Task instructions: Find all lines in the listing that include the word "title", then copy them.

Data supplied:
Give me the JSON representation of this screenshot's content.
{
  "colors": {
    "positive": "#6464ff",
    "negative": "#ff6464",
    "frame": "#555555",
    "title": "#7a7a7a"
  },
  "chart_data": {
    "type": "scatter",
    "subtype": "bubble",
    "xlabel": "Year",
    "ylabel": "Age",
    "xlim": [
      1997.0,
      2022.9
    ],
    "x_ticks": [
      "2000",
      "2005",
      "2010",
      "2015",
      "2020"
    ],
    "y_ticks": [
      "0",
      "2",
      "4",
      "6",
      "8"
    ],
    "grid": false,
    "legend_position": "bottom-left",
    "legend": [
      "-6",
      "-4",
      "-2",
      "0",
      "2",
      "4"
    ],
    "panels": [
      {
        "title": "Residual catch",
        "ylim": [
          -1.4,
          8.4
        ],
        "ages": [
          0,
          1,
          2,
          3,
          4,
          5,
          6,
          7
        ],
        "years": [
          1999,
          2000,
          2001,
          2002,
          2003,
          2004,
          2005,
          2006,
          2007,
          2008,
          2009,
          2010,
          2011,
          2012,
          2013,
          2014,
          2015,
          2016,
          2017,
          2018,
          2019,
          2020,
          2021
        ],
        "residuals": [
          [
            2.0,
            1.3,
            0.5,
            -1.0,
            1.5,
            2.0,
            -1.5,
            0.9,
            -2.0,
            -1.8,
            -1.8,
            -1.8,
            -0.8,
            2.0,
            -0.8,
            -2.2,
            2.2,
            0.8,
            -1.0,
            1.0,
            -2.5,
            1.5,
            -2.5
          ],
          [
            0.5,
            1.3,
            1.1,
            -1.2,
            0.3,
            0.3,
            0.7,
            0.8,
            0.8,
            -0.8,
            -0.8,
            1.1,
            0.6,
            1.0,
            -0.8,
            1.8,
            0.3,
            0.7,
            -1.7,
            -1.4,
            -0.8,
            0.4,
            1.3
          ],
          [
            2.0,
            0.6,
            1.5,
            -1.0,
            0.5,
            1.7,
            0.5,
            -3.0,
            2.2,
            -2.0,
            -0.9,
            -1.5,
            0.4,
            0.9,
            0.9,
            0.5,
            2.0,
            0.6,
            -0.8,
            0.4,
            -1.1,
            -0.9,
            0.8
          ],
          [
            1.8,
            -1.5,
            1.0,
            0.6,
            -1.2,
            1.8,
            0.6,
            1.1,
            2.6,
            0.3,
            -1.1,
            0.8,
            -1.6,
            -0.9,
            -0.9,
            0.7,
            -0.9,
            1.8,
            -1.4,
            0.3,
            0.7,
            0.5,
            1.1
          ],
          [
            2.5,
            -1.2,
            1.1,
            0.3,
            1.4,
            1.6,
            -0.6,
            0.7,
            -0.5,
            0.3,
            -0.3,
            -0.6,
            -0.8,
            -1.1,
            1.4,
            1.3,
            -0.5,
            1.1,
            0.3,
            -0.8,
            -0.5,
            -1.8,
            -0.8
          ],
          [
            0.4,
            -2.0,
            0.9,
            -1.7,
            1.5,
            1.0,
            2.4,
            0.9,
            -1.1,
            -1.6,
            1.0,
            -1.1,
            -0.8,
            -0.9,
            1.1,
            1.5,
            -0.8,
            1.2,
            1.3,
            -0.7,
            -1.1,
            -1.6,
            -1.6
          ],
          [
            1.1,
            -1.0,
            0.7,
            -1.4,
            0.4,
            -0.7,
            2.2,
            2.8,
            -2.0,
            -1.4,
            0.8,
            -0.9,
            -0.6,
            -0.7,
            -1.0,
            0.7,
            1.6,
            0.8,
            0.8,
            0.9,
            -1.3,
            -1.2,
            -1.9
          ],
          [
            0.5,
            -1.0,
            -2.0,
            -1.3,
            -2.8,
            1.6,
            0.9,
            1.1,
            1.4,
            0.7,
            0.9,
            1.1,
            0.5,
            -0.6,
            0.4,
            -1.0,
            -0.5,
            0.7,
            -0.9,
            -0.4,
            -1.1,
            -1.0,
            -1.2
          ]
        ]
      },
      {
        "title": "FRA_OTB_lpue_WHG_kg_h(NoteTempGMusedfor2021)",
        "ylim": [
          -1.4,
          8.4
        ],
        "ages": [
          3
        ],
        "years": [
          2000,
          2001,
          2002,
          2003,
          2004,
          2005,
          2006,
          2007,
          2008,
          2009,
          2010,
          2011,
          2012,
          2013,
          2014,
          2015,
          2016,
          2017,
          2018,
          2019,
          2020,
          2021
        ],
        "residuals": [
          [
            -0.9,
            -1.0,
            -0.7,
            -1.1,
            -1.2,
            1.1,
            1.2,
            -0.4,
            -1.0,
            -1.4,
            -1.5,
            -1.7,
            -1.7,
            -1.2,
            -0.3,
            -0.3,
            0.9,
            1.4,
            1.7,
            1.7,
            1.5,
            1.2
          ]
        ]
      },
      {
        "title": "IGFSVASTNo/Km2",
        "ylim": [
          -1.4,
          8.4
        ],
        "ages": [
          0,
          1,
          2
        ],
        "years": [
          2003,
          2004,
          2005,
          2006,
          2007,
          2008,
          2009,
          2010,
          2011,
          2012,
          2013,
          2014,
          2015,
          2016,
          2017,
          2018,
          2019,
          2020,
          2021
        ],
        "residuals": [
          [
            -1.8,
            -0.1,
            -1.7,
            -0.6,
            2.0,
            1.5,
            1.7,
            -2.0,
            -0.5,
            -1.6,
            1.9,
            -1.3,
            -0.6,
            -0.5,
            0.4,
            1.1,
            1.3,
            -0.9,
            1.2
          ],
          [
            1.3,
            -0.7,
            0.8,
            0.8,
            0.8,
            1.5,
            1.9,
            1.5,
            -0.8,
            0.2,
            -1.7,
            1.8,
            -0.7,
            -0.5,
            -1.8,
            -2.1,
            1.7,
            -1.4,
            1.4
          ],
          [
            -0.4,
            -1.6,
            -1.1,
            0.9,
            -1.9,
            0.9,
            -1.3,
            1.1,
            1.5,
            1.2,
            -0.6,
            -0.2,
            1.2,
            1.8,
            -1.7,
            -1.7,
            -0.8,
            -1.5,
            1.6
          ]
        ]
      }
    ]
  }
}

Written response:
    "title": "#7a7a7a"
        "title": "Residual catch",
        "title": "FRA_OTB_lpue_WHG_kg_h(NoteTempGMusedfor2021)",
        "title": "IGFSVASTNo/Km2",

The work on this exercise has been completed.